**TASK DESCRIPTION:** Your task is to write out the complete listing exactly as it is shown.

(Data excerpts)
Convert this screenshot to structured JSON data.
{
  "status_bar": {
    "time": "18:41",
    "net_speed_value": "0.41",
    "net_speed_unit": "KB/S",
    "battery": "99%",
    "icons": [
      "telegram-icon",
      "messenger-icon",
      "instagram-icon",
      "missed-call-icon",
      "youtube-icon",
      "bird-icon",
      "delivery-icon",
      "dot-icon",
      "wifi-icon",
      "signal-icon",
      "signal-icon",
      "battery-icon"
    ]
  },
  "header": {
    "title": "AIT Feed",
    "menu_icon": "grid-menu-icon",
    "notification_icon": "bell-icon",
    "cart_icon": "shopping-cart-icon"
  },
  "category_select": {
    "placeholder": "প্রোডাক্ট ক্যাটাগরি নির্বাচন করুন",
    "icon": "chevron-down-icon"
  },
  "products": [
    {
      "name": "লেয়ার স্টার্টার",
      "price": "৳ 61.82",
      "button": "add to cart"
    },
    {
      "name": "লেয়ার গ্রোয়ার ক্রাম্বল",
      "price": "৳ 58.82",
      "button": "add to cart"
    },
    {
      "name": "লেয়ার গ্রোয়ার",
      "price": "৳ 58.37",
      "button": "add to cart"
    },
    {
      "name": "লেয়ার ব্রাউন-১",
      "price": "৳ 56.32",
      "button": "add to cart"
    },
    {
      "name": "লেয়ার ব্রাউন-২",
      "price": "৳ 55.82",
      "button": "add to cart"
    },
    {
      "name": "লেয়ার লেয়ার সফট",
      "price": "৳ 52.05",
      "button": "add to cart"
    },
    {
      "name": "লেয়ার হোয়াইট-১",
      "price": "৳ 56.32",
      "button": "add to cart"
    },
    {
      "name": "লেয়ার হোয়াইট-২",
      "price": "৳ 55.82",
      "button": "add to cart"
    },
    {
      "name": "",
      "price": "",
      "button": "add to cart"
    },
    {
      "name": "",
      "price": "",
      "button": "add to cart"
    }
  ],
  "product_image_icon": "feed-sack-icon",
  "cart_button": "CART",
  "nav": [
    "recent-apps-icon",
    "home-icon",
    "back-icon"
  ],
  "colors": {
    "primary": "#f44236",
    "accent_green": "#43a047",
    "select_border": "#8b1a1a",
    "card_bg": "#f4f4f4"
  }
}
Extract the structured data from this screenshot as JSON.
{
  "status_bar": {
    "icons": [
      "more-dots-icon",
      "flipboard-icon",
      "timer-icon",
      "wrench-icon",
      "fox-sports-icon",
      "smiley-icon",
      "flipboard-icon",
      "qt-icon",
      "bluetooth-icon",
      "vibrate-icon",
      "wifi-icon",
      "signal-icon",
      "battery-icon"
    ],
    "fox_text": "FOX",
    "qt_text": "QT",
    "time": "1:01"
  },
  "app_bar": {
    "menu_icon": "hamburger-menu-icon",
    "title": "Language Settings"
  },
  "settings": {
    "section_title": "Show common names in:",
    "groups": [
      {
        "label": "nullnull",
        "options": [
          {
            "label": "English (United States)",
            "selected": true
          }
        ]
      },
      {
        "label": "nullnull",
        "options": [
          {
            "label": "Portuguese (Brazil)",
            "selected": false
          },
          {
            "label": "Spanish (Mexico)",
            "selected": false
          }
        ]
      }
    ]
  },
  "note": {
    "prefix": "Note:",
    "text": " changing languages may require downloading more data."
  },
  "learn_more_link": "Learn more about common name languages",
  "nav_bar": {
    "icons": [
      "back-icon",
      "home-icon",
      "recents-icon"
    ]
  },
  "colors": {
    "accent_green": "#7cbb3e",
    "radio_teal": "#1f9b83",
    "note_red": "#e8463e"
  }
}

**SOLVED PROBLEM:**
Convert this screenshot to structured JSON data.
{
  "status_bar": {
    "time": "18:41",
    "net_speed_value": "0.41",
    "net_speed_unit": "KB/S",
    "battery": "99%",
    "icons": [
      "telegram-icon",
      "messenger-icon",
      "instagram-icon",
      "missed-call-icon",
      "youtube-icon",
      "bird-icon",
      "delivery-icon",
      "dot-icon",
      "wifi-icon",
      "signal-icon",
      "signal-icon",
      "battery-icon"
    ]
  },
  "header": {
    "title": "AIT Feed",
    "menu_icon": "grid-menu-icon",
    "notification_icon": "bell-icon",
    "cart_icon": "shopping-cart-icon"
  },
  "category_select": {
    "placeholder": "প্রোডাক্ট ক্যাটাগরি নির্বাচন করুন",
    "icon": "chevron-down-icon"
  },
  "products": [
    {
      "name": "লেয়ার স্টার্টার",
      "price": "৳ 61.82",
      "button": "add to cart"
    },
    {
      "name": "লেয়ার গ্রোয়ার ক্রাম্বল",
      "price": "৳ 58.82",
      "button": "add to cart"
    },
    {
      "name": "লেয়ার গ্রোয়ার",
      "price": "৳ 58.37",
      "button": "add to cart"
    },
    {
      "name": "লেয়ার ব্রাউন-১",
      "price": "৳ 56.32",
      "button": "add to cart"
    },
    {
      "name": "লেয়ার ব্রাউন-২",
      "price": "৳ 55.82",
      "button": "add to cart"
    },
    {
      "name": "লেয়ার লেয়ার সফট",
      "price": "৳ 52.05",
      "button": "add to cart"
    },
    {
      "name": "লেয়ার হোয়াইট-১",
      "price": "৳ 56.32",
      "button": "add to cart"
    },
    {
      "name": "লেয়ার হোয়াইট-২",
      "price": "৳ 55.82",
      "button": "add to cart"
    },
    {
      "name": "",
      "price": "",
      "button": "add to cart"
    },
    {
      "name": "",
      "price": "",
      "button": "add to cart"
    }
  ],
  "product_image_icon": "feed-sack-icon",
  "cart_button": "CART",
  "nav": [
    "recent-apps-icon",
    "home-icon",
    "back-icon"
  ],
  "colors": {
    "primary": "#f44236",
    "accent_green": "#43a047",
    "select_border": "#8b1a1a",
    "card_bg": "#f4f4f4"
  }
}
Extract the structured data from this screenshot as JSON.
{
  "status_bar": {
    "icons": [
      "more-dots-icon",
      "flipboard-icon",
      "timer-icon",
      "wrench-icon",
      "fox-sports-icon",
      "smiley-icon",
      "flipboard-icon",
      "qt-icon",
      "bluetooth-icon",
      "vibrate-icon",
      "wifi-icon",
      "signal-icon",
      "battery-icon"
    ],
    "fox_text": "FOX",
    "qt_text": "QT",
    "time": "1:01"
  },
  "app_bar": {
    "menu_icon": "hamburger-menu-icon",
    "title": "Language Settings"
  },
  "settings": {
    "section_title": "Show common names in:",
    "groups": [
      {
        "label": "nullnull",
        "options": [
          {
            "label": "English (United States)",
            "selected": true
          }
        ]
      },
      {
        "label": "nullnull",
        "options": [
          {
            "label": "Portuguese (Brazil)",
            "selected": false
          },
          {
            "label": "Spanish (Mexico)",
            "selected": false
          }
        ]
      }
    ]
  },
  "note": {
    "prefix": "Note:",
    "text": " changing languages may require downloading more data."
  },
  "learn_more_link": "Learn more about common name languages",
  "nav_bar": {
    "icons": [
      "back-icon",
      "home-icon",
      "recents-icon"
    ]
  },
  "colors": {
    "accent_green": "#7cbb3e",
    "radio_teal": "#1f9b83",
    "note_red": "#e8463e"
  }
}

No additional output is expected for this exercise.